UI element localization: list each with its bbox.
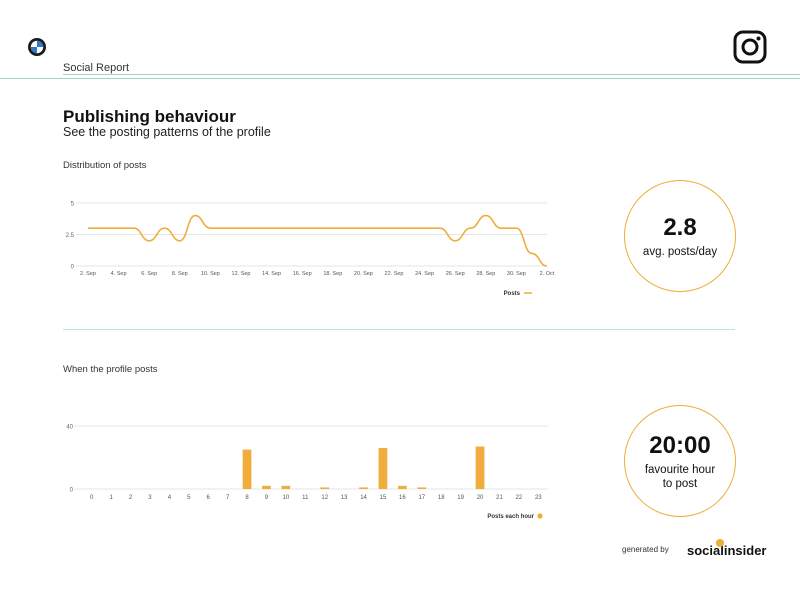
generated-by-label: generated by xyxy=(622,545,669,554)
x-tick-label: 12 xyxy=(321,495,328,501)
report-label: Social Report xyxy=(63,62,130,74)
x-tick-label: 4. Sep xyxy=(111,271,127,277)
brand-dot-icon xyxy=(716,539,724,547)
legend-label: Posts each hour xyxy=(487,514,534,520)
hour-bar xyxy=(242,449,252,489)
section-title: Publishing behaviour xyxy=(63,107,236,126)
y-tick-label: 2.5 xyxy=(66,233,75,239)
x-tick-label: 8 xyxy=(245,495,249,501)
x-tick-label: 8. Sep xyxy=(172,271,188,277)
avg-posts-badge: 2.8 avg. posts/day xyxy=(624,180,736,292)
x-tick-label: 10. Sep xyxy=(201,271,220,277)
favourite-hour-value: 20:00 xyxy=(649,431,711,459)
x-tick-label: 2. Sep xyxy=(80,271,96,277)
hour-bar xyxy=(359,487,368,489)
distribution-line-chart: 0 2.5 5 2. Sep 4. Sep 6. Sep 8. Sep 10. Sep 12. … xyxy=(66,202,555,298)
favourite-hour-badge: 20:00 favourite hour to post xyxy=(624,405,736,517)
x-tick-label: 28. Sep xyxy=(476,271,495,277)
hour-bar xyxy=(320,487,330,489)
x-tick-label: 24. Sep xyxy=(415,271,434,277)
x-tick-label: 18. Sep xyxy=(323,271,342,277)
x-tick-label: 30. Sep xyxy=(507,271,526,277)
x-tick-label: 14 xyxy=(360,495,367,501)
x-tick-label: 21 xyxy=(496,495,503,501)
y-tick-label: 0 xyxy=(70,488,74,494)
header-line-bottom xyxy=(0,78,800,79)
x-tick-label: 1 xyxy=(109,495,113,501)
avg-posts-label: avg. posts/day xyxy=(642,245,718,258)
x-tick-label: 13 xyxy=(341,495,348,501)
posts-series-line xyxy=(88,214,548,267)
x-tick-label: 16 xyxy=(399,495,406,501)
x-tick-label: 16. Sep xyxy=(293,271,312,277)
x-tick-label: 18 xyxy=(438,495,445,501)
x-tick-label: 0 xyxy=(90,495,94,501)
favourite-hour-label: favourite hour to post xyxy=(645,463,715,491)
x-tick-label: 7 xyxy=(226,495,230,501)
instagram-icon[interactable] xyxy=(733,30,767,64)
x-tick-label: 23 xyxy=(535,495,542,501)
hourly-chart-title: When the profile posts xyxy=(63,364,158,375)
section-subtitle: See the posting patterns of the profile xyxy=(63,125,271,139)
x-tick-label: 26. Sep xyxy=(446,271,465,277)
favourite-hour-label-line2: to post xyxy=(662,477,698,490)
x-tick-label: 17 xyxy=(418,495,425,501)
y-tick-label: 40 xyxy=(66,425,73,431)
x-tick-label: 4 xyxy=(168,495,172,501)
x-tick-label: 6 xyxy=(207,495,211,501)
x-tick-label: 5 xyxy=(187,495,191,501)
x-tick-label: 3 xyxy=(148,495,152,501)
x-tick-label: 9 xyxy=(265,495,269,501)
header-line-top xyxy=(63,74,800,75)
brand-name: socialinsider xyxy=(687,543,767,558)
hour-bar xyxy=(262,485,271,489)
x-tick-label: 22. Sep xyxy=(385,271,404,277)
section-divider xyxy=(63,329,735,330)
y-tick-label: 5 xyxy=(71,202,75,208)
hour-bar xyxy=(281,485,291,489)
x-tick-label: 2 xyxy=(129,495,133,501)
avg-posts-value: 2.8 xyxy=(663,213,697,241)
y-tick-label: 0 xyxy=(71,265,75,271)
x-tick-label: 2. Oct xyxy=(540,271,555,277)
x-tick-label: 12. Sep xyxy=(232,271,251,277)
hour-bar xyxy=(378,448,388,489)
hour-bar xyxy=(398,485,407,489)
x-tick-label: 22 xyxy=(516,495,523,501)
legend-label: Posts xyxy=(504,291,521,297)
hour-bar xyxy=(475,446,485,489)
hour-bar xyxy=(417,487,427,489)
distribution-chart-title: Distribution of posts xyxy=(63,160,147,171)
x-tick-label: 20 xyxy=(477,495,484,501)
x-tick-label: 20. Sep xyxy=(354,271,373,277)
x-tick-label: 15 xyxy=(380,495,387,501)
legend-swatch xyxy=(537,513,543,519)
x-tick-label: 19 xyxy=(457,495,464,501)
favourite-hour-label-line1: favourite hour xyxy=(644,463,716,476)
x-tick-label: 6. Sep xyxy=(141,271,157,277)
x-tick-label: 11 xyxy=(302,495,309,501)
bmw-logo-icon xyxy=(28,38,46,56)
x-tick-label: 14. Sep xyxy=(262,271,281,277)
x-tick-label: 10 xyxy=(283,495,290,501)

---

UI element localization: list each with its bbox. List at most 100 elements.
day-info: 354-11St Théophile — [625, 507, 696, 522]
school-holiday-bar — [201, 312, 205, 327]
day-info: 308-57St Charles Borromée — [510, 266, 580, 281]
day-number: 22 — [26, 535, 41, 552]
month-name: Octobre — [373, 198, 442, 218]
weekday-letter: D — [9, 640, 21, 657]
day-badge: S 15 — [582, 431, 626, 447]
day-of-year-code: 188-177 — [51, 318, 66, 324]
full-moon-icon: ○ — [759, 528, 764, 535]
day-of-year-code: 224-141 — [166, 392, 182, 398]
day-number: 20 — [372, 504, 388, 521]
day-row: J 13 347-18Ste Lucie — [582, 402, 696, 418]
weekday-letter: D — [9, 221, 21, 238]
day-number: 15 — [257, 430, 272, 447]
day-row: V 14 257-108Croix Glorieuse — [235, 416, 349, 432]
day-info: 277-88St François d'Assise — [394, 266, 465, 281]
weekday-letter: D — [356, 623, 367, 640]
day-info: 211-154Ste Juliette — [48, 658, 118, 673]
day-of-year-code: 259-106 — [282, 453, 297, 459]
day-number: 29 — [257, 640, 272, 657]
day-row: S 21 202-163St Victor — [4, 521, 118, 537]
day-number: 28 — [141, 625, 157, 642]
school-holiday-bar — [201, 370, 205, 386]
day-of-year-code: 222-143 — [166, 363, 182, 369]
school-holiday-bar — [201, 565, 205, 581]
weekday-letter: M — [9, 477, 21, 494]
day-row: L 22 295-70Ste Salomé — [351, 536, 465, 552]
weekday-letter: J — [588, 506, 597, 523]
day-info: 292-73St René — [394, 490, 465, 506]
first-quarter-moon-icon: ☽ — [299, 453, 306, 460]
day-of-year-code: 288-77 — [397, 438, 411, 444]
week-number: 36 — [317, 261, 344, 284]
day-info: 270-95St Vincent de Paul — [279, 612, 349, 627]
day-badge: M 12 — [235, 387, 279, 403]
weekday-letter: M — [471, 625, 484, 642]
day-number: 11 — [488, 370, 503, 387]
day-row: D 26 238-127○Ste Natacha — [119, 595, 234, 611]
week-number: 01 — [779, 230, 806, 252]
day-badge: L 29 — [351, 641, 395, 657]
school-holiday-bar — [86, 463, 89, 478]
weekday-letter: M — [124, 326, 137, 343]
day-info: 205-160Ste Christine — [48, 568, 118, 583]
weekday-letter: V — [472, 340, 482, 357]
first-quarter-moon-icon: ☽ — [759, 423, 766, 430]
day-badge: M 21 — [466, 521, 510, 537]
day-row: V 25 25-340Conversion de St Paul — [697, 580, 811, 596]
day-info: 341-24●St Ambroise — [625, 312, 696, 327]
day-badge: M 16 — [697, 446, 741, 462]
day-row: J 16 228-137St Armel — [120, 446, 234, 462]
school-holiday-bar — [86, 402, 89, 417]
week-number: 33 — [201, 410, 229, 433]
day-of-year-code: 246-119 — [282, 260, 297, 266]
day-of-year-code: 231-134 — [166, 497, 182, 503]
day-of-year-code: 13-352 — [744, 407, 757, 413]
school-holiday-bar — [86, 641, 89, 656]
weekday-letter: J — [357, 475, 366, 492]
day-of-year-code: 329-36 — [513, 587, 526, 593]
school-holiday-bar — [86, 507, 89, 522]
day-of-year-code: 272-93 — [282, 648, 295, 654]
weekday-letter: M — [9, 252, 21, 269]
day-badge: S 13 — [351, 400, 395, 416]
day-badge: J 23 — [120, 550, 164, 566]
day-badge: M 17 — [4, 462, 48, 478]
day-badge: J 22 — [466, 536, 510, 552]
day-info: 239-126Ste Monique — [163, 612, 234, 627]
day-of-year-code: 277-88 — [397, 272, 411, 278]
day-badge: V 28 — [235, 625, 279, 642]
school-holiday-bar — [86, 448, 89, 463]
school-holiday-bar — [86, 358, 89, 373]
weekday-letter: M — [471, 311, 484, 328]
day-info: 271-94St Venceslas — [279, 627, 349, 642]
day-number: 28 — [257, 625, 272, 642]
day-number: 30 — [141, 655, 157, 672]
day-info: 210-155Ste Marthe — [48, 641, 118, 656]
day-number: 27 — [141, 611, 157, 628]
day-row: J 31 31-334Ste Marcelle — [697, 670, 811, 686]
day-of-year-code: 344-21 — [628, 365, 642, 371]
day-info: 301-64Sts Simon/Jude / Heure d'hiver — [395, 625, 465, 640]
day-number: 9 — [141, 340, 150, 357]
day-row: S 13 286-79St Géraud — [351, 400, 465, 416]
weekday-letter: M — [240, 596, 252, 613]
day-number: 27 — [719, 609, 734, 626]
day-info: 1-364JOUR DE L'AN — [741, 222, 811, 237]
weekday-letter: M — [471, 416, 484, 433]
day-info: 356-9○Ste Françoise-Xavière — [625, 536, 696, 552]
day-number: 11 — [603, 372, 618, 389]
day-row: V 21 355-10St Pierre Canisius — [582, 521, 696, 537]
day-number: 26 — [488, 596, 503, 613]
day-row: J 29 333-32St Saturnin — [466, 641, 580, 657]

==

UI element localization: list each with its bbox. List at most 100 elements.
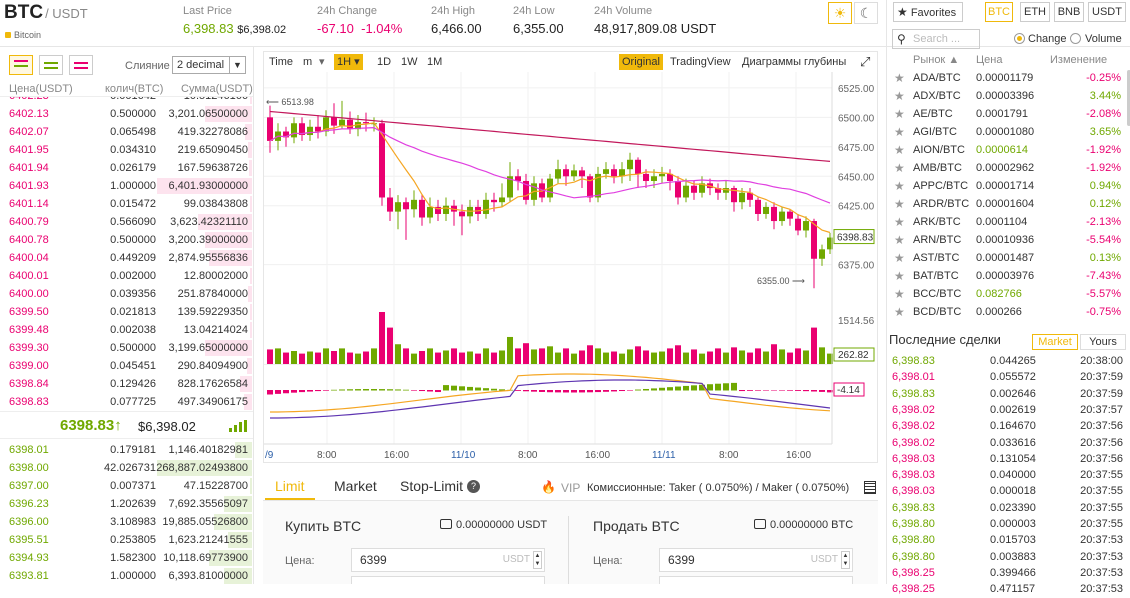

**Set problem:** How many lines in the records above contain the word "name"? Reply with only the number.

**Output for this task:** 2